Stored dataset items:
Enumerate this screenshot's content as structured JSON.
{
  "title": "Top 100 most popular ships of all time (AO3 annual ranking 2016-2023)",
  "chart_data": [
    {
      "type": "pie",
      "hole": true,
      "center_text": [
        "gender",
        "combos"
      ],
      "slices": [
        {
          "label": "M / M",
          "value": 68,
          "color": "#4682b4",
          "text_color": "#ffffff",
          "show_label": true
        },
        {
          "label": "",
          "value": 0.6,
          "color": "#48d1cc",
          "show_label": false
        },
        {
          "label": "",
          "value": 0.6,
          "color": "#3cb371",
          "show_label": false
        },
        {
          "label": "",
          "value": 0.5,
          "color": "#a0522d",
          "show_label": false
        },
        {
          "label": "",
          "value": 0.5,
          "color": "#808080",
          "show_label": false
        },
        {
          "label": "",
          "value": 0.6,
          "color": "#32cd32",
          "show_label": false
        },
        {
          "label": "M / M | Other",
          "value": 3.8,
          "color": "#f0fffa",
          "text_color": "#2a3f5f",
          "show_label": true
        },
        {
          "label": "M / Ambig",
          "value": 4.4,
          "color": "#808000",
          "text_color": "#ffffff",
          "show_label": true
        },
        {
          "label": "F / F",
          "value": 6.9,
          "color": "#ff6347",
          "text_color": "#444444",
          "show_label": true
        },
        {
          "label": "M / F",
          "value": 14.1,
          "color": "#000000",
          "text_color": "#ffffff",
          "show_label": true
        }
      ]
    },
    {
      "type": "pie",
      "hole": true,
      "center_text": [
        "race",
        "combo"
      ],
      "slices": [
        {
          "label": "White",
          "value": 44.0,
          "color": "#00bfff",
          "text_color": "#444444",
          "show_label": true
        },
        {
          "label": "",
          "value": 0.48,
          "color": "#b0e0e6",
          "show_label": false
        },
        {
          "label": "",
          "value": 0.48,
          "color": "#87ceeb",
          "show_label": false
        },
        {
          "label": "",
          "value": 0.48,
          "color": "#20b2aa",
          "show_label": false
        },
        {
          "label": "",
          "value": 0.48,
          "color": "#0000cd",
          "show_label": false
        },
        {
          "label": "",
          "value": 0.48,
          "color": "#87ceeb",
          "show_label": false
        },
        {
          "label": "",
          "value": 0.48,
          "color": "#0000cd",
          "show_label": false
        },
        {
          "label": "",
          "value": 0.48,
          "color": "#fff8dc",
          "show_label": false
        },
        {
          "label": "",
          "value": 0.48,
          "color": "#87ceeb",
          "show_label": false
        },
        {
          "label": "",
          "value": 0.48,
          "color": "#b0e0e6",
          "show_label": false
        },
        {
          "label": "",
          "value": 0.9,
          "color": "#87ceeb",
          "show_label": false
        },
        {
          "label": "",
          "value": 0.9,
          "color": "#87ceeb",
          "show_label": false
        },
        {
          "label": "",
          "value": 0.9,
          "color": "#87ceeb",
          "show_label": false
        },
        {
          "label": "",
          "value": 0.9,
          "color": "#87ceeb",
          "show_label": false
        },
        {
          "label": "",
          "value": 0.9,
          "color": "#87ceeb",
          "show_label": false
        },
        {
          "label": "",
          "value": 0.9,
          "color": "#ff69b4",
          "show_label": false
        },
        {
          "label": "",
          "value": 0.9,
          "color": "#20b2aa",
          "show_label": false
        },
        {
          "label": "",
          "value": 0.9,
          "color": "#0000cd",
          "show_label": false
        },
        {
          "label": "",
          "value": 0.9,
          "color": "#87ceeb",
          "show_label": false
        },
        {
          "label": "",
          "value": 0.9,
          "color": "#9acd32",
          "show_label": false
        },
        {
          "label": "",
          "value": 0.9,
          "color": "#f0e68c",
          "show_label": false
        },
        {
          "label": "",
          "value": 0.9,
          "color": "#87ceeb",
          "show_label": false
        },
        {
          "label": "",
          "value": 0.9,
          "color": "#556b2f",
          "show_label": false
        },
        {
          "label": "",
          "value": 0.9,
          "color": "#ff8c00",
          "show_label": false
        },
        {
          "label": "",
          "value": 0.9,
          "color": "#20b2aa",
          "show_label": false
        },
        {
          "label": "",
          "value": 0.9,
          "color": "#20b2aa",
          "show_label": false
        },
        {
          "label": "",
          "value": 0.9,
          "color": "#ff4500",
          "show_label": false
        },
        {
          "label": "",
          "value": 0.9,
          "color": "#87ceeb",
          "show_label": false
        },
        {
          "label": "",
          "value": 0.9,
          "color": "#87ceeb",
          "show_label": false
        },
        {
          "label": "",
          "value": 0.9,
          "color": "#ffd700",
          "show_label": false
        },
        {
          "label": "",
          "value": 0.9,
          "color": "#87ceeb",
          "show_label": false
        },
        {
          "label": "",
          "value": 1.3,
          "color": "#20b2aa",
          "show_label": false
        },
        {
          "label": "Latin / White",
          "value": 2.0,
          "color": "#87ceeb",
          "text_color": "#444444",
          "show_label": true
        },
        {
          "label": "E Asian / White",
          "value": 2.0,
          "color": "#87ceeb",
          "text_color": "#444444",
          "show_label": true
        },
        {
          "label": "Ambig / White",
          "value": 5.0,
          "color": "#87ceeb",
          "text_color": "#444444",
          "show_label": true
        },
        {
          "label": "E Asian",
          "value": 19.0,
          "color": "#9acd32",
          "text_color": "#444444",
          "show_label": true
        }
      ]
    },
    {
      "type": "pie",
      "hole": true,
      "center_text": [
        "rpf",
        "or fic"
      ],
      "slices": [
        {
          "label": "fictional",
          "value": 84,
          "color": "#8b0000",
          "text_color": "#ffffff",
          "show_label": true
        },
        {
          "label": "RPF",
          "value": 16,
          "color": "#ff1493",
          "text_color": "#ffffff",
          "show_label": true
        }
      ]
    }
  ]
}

— WHAT TO DO —
Take the lines above and print them exactly.

— ANSWER TO THE PROBLEM —
Enumerate this screenshot's content as structured JSON.
{
  "title": "Top 100 most popular ships of all time (AO3 annual ranking 2016-2023)",
  "chart_data": [
    {
      "type": "pie",
      "hole": true,
      "center_text": [
        "gender",
        "combos"
      ],
      "slices": [
        {
          "label": "M / M",
          "value": 68,
          "color": "#4682b4",
          "text_color": "#ffffff",
          "show_label": true
        },
        {
          "label": "",
          "value": 0.6,
          "color": "#48d1cc",
          "show_label": false
        },
        {
          "label": "",
          "value": 0.6,
          "color": "#3cb371",
          "show_label": false
        },
        {
          "label": "",
          "value": 0.5,
          "color": "#a0522d",
          "show_label": false
        },
        {
          "label": "",
          "value": 0.5,
          "color": "#808080",
          "show_label": false
        },
        {
          "label": "",
          "value": 0.6,
          "color": "#32cd32",
          "show_label": false
        },
        {
          "label": "M / M | Other",
          "value": 3.8,
          "color": "#f0fffa",
          "text_color": "#2a3f5f",
          "show_label": true
        },
        {
          "label": "M / Ambig",
          "value": 4.4,
          "color": "#808000",
          "text_color": "#ffffff",
          "show_label": true
        },
        {
          "label": "F / F",
          "value": 6.9,
          "color": "#ff6347",
          "text_color": "#444444",
          "show_label": true
        },
        {
          "label": "M / F",
          "value": 14.1,
          "color": "#000000",
          "text_color": "#ffffff",
          "show_label": true
        }
      ]
    },
    {
      "type": "pie",
      "hole": true,
      "center_text": [
        "race",
        "combo"
      ],
      "slices": [
        {
          "label": "White",
          "value": 44.0,
          "color": "#00bfff",
          "text_color": "#444444",
          "show_label": true
        },
        {
          "label": "",
          "value": 0.48,
          "color": "#b0e0e6",
          "show_label": false
        },
        {
          "label": "",
          "value": 0.48,
          "color": "#87ceeb",
          "show_label": false
        },
        {
          "label": "",
          "value": 0.48,
          "color": "#20b2aa",
          "show_label": false
        },
        {
          "label": "",
          "value": 0.48,
          "color": "#0000cd",
          "show_label": false
        },
        {
          "label": "",
          "value": 0.48,
          "color": "#87ceeb",
          "show_label": false
        },
        {
          "label": "",
          "value": 0.48,
          "color": "#0000cd",
          "show_label": false
        },
        {
          "label": "",
          "value": 0.48,
          "color": "#fff8dc",
          "show_label": false
        },
        {
          "label": "",
          "value": 0.48,
          "color": "#87ceeb",
          "show_label": false
        },
        {
          "label": "",
          "value": 0.48,
          "color": "#b0e0e6",
          "show_label": false
        },
        {
          "label": "",
          "value": 0.9,
          "color": "#87ceeb",
          "show_label": false
        },
        {
          "label": "",
          "value": 0.9,
          "color": "#87ceeb",
          "show_label": false
        },
        {
          "label": "",
          "value": 0.9,
          "color": "#87ceeb",
          "show_label": false
        },
        {
          "label": "",
          "value": 0.9,
          "color": "#87ceeb",
          "show_label": false
        },
        {
          "label": "",
          "value": 0.9,
          "color": "#87ceeb",
          "show_label": false
        },
        {
          "label": "",
          "value": 0.9,
          "color": "#ff69b4",
          "show_label": false
        },
        {
          "label": "",
          "value": 0.9,
          "color": "#20b2aa",
          "show_label": false
        },
        {
          "label": "",
          "value": 0.9,
          "color": "#0000cd",
          "show_label": false
        },
        {
          "label": "",
          "value": 0.9,
          "color": "#87ceeb",
          "show_label": false
        },
        {
          "label": "",
          "value": 0.9,
          "color": "#9acd32",
          "show_label": false
        },
        {
          "label": "",
          "value": 0.9,
          "color": "#f0e68c",
          "show_label": false
        },
        {
          "label": "",
          "value": 0.9,
          "color": "#87ceeb",
          "show_label": false
        },
        {
          "label": "",
          "value": 0.9,
          "color": "#556b2f",
          "show_label": false
        },
        {
          "label": "",
          "value": 0.9,
          "color": "#ff8c00",
          "show_label": false
        },
        {
          "label": "",
          "value": 0.9,
          "color": "#20b2aa",
          "show_label": false
        },
        {
          "label": "",
          "value": 0.9,
          "color": "#20b2aa",
          "show_label": false
        },
        {
          "label": "",
          "value": 0.9,
          "color": "#ff4500",
          "show_label": false
        },
        {
          "label": "",
          "value": 0.9,
          "color": "#87ceeb",
          "show_label": false
        },
        {
          "label": "",
          "value": 0.9,
          "color": "#87ceeb",
          "show_label": false
        },
        {
          "label": "",
          "value": 0.9,
          "color": "#ffd700",
          "show_label": false
        },
        {
          "label": "",
          "value": 0.9,
          "color": "#87ceeb",
          "show_label": false
        },
        {
          "label": "",
          "value": 1.3,
          "color": "#20b2aa",
          "show_label": false
        },
        {
          "label": "Latin / White",
          "value": 2.0,
          "color": "#87ceeb",
          "text_color": "#444444",
          "show_label": true
        },
        {
          "label": "E Asian / White",
          "value": 2.0,
          "color": "#87ceeb",
          "text_color": "#444444",
          "show_label": true
        },
        {
          "label": "Ambig / White",
          "value": 5.0,
          "color": "#87ceeb",
          "text_color": "#444444",
          "show_label": true
        },
        {
          "label": "E Asian",
          "value": 19.0,
          "color": "#9acd32",
          "text_color": "#444444",
          "show_label": true
        }
      ]
    },
    {
      "type": "pie",
      "hole": true,
      "center_text": [
        "rpf",
        "or fic"
      ],
      "slices": [
        {
          "label": "fictional",
          "value": 84,
          "color": "#8b0000",
          "text_color": "#ffffff",
          "show_label": true
        },
        {
          "label": "RPF",
          "value": 16,
          "color": "#ff1493",
          "text_color": "#ffffff",
          "show_label": true
        }
      ]
    }
  ]
}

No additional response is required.